- WRITTEN REQUEST
Using the entries that follow, state how many lines contain the word "Learn". The response is that number and nothing more.

- - - - - - -

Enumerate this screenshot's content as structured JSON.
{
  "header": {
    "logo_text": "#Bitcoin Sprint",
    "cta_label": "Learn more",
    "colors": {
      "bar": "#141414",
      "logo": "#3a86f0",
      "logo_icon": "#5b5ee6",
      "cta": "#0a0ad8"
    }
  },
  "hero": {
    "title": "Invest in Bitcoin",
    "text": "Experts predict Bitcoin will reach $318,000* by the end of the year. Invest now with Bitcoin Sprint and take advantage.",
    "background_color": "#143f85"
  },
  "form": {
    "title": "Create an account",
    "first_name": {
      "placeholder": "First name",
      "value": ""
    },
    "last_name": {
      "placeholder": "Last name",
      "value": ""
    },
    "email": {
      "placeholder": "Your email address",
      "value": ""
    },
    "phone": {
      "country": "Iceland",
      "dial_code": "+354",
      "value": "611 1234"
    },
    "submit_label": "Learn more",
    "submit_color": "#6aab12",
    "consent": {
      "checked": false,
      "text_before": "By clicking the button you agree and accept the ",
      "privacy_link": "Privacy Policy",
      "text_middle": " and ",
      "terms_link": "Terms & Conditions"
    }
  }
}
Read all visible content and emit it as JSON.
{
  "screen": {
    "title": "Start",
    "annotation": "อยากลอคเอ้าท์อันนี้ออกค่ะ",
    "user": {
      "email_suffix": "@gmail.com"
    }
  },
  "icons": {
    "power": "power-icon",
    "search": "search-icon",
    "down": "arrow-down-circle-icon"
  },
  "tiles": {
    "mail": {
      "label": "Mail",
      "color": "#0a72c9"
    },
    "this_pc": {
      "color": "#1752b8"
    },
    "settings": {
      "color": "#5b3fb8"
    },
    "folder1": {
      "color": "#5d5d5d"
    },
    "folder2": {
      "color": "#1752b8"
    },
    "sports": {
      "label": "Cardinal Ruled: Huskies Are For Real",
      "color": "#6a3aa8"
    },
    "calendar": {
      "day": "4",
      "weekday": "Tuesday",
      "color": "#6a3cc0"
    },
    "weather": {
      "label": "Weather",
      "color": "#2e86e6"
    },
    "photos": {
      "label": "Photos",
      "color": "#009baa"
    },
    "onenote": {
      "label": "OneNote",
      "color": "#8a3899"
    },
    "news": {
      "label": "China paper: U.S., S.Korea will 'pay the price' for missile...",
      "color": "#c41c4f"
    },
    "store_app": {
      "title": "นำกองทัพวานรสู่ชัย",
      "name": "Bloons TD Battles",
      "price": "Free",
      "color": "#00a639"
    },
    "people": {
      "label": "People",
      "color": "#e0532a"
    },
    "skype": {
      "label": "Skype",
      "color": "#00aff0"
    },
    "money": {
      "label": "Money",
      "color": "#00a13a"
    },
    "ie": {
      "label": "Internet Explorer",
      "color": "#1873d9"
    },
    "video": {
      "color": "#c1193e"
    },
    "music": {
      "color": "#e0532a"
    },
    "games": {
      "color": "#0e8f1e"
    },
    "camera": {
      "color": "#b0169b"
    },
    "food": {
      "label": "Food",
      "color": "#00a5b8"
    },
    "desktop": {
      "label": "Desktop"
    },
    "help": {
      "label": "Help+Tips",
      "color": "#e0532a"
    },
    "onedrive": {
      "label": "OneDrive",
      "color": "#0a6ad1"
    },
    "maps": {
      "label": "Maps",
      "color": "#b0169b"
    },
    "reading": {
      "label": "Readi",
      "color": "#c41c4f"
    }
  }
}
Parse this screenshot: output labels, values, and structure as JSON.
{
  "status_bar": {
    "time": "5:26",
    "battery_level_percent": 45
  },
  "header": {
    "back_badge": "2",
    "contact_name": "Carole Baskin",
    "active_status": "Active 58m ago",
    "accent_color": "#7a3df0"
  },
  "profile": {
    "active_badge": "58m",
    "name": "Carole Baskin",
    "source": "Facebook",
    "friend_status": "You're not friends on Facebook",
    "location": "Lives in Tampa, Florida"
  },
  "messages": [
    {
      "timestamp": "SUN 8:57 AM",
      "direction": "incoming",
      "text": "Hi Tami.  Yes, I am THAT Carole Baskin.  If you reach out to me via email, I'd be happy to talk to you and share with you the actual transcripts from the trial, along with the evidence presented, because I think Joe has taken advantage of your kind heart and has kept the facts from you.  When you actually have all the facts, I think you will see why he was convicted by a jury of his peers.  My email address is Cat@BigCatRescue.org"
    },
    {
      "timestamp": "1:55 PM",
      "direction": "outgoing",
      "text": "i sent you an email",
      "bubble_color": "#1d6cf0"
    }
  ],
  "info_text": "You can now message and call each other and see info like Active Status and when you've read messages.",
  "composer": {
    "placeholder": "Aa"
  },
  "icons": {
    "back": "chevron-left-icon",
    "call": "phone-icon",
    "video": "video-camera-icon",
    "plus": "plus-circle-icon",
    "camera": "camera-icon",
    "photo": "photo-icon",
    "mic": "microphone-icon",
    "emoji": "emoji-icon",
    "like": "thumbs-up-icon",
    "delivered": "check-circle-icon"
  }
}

- - - - - - -

- ANSWER TO THIS TASK
2